→ **Request**: Without further comment, state how many lines in the listing below contain the word "用得上的商学课".

→ **Records supplied**:
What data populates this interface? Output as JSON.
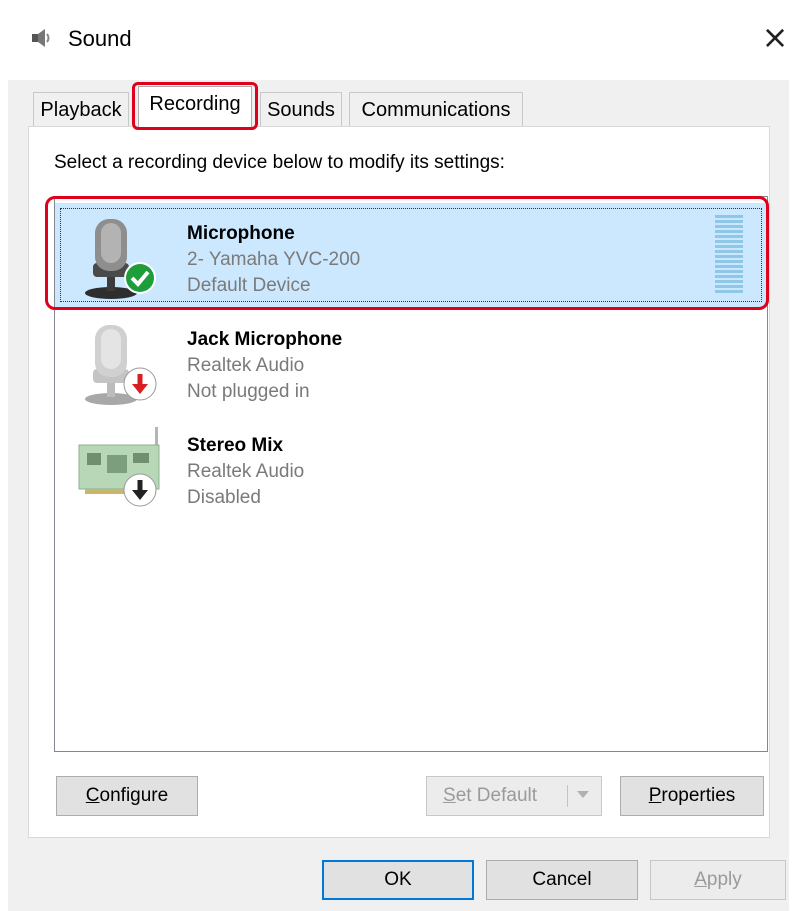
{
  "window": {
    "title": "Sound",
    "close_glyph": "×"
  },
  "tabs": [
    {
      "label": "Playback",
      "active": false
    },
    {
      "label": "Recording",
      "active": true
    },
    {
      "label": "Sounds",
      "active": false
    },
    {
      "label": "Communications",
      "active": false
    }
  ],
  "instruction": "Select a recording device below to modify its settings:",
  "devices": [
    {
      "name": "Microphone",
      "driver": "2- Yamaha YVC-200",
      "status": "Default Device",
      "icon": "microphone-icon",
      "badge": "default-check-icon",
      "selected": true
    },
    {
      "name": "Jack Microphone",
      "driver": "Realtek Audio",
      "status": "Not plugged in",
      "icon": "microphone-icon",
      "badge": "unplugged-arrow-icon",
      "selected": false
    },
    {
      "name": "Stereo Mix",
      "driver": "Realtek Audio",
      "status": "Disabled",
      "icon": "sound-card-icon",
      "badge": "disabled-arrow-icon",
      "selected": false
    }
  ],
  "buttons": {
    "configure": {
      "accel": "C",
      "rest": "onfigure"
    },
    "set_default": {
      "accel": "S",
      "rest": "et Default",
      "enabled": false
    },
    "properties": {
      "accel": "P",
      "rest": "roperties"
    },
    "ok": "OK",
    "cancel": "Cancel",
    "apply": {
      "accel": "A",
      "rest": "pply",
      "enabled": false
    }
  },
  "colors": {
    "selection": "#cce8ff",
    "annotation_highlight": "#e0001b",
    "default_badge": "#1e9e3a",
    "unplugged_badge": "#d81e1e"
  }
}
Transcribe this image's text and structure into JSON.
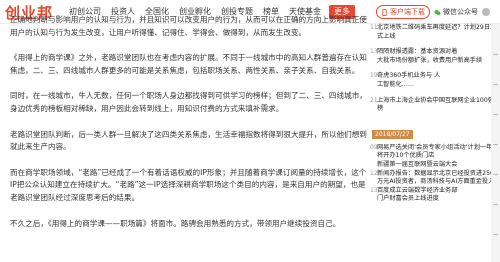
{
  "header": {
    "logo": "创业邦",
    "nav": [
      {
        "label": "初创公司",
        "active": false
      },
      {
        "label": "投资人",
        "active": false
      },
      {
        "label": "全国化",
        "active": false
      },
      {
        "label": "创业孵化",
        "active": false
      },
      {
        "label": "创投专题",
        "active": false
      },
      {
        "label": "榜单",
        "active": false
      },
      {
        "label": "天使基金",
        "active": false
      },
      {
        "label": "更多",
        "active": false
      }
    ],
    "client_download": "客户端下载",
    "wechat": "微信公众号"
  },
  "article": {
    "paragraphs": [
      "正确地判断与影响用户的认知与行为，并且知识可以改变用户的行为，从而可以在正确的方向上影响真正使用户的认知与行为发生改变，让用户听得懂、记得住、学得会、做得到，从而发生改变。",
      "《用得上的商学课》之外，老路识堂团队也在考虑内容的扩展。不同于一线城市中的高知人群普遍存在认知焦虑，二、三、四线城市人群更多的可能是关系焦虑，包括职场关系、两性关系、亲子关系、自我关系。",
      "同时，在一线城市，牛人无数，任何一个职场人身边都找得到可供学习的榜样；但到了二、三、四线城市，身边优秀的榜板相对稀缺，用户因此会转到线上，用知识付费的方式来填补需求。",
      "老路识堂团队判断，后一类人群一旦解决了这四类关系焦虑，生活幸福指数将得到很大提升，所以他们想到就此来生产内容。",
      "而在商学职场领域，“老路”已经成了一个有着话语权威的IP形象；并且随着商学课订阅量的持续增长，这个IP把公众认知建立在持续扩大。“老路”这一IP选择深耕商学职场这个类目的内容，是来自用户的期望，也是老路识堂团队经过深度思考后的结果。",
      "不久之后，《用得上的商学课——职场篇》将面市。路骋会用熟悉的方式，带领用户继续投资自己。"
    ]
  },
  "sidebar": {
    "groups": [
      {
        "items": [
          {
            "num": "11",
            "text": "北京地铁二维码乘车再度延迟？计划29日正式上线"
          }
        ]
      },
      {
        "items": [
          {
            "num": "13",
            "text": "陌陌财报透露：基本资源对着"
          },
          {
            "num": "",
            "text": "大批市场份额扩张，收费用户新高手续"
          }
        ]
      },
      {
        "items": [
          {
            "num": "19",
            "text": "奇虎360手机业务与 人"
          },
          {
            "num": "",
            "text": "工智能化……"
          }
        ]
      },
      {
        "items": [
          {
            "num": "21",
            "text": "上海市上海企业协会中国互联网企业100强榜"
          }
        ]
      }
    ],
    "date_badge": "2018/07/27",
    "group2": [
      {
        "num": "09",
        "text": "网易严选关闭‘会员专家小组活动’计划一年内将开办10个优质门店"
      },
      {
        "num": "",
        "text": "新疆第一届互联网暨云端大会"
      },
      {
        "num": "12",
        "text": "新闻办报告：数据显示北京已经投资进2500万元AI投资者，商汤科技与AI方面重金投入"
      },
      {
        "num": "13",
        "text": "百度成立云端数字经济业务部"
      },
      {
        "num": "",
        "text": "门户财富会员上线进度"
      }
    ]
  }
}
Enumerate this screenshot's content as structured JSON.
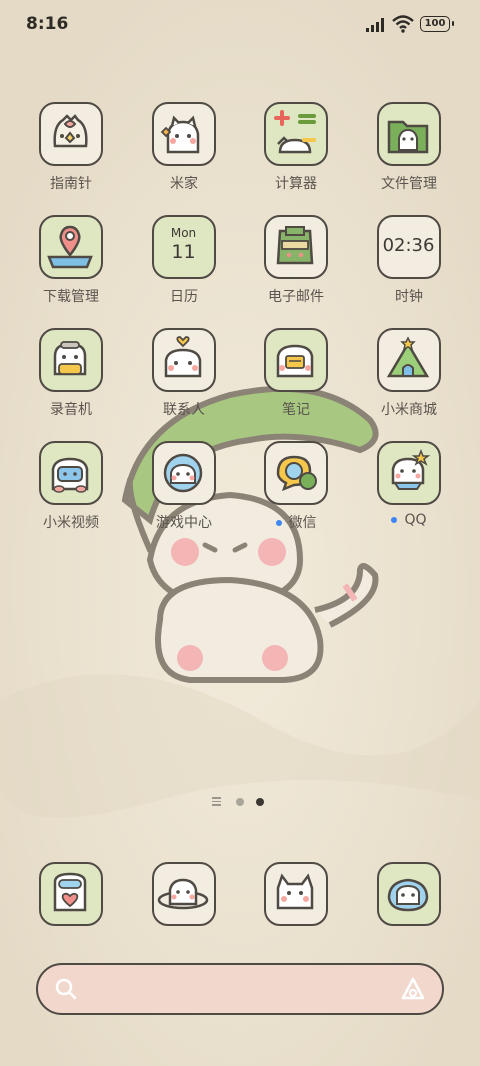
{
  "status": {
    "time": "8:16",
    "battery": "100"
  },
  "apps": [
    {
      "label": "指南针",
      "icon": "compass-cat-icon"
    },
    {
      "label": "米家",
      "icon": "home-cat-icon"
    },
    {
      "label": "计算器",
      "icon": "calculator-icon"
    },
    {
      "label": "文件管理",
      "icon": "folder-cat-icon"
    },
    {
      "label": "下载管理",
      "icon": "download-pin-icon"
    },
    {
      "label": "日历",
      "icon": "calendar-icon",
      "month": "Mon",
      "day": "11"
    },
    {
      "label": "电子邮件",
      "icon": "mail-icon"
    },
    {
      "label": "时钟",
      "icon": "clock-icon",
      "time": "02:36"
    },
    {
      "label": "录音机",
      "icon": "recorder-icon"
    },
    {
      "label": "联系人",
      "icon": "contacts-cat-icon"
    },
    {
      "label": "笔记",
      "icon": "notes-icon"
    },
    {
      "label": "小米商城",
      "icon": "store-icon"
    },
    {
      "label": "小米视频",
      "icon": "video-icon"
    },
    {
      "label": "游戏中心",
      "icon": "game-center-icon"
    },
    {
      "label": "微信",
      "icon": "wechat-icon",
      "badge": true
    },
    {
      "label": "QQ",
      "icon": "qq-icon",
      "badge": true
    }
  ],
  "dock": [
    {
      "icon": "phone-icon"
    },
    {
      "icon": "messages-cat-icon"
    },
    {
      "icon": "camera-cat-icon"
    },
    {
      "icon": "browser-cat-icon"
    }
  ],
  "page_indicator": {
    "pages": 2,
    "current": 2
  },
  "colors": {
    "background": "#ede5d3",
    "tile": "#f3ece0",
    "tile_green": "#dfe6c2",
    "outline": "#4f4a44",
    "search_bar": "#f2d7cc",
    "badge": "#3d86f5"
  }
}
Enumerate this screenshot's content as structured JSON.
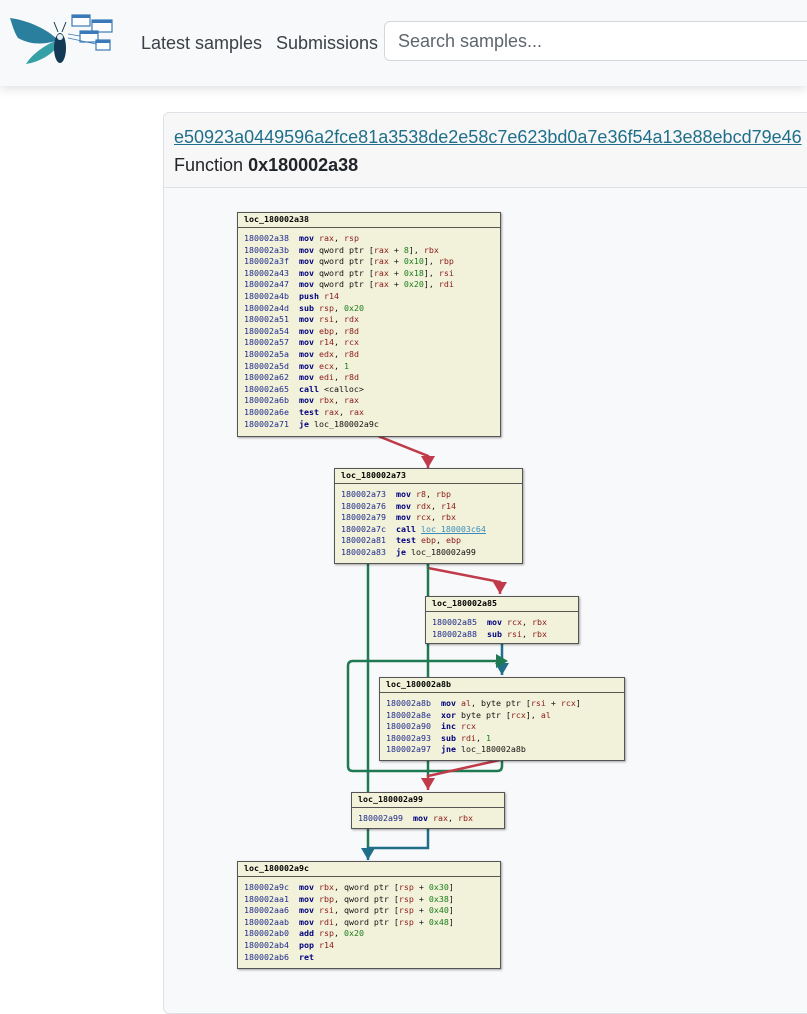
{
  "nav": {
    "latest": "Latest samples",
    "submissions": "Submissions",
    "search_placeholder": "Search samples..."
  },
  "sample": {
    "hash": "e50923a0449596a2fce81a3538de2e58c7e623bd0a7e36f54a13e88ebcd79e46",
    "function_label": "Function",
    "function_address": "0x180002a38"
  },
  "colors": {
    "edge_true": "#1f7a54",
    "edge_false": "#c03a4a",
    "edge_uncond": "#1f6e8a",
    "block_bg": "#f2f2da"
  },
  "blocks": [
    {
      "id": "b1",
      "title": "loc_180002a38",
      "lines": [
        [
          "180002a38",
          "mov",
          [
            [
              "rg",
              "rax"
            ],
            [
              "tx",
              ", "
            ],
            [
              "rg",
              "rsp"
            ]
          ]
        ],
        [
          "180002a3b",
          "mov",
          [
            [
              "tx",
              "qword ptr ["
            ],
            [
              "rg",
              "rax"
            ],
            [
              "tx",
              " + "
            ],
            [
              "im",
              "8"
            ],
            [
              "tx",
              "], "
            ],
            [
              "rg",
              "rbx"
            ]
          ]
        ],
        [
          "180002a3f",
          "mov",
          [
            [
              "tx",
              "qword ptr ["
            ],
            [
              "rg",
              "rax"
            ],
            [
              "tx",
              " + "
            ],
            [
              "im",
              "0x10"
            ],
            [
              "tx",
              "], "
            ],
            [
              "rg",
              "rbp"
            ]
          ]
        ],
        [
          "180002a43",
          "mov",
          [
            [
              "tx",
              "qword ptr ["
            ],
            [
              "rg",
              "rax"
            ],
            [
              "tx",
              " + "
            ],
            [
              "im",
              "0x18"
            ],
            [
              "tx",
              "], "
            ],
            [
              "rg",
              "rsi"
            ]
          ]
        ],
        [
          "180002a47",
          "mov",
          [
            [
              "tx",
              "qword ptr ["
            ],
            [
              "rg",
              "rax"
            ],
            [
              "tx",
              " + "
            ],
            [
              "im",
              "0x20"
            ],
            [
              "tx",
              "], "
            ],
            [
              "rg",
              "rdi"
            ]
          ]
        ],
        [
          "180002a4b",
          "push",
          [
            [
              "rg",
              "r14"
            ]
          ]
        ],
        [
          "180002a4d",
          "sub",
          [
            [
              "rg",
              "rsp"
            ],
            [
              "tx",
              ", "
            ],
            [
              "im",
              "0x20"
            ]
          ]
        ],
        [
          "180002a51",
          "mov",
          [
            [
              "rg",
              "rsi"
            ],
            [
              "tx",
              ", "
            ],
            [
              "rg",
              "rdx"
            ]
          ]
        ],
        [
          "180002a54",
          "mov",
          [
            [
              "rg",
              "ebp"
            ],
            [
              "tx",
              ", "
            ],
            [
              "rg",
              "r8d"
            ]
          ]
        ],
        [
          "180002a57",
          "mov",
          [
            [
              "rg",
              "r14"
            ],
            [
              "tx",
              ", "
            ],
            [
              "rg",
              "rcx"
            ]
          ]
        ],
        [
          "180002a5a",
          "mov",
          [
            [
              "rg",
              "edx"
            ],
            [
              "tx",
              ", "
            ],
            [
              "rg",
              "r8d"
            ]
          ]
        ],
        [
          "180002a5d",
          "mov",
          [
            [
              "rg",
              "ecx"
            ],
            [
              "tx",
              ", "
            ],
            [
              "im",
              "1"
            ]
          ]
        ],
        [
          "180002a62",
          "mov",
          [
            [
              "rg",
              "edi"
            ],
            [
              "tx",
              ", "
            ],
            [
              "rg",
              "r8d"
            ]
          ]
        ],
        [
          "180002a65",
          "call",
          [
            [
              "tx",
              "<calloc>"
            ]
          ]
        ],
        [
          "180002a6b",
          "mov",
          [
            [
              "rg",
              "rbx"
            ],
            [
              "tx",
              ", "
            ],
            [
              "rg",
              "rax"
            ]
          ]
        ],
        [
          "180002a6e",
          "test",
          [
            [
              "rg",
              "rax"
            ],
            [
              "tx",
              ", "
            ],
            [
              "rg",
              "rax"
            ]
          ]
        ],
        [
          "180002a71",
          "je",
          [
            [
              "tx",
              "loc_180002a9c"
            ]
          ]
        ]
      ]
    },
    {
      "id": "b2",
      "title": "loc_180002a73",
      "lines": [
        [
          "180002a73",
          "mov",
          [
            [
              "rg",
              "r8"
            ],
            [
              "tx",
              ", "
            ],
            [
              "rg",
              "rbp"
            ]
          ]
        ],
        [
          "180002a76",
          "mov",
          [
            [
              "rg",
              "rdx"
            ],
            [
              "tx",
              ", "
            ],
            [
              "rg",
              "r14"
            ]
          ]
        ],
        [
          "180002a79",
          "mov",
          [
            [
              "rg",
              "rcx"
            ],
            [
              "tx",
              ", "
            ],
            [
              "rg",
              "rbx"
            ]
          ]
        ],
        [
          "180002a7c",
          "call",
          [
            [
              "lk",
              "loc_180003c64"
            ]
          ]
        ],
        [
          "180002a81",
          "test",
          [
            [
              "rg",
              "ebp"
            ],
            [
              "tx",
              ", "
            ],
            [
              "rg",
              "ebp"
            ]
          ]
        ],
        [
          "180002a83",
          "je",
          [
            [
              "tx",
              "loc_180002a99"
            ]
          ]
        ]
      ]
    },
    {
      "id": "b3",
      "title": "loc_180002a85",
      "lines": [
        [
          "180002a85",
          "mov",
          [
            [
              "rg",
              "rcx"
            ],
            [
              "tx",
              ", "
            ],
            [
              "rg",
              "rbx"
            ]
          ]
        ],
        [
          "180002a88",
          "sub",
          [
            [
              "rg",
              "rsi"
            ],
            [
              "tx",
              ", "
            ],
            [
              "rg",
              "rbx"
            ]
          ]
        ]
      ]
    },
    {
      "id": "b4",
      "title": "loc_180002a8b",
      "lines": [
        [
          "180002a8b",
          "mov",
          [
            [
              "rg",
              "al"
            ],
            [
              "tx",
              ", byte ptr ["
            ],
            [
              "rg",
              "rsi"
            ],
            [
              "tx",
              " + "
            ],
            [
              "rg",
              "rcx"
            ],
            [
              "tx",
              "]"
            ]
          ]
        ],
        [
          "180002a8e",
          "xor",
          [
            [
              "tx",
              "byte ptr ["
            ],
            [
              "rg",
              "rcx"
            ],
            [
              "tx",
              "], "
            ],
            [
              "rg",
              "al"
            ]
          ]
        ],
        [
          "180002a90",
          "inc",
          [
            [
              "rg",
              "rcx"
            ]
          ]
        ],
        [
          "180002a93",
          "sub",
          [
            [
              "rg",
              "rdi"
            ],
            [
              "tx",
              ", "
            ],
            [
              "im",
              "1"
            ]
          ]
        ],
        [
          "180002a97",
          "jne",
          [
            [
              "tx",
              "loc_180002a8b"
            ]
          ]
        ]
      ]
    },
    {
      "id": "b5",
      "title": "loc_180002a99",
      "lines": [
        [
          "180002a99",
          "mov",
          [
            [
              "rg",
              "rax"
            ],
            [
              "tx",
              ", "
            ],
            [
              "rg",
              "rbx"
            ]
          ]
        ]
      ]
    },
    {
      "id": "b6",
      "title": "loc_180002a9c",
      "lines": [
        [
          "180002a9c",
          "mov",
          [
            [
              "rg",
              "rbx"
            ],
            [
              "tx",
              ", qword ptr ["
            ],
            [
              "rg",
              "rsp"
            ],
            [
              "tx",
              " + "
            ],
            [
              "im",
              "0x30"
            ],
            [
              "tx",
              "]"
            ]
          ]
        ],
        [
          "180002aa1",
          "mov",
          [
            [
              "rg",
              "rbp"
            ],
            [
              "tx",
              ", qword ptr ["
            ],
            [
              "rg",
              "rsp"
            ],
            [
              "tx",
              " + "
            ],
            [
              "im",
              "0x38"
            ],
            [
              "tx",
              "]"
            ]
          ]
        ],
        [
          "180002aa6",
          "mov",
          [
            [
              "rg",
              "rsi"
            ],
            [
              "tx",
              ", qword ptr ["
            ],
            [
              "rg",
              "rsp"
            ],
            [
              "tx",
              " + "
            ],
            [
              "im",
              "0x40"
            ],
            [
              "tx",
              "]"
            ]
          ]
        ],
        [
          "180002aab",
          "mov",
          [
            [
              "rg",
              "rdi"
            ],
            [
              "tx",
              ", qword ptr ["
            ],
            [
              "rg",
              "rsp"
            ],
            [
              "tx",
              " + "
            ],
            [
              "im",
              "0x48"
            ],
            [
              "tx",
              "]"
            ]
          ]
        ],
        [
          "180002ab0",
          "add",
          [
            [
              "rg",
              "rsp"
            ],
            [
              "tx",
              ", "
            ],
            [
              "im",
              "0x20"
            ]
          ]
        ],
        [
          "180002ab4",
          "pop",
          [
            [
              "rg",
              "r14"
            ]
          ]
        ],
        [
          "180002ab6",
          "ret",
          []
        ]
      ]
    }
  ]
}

→ **Written response**: 2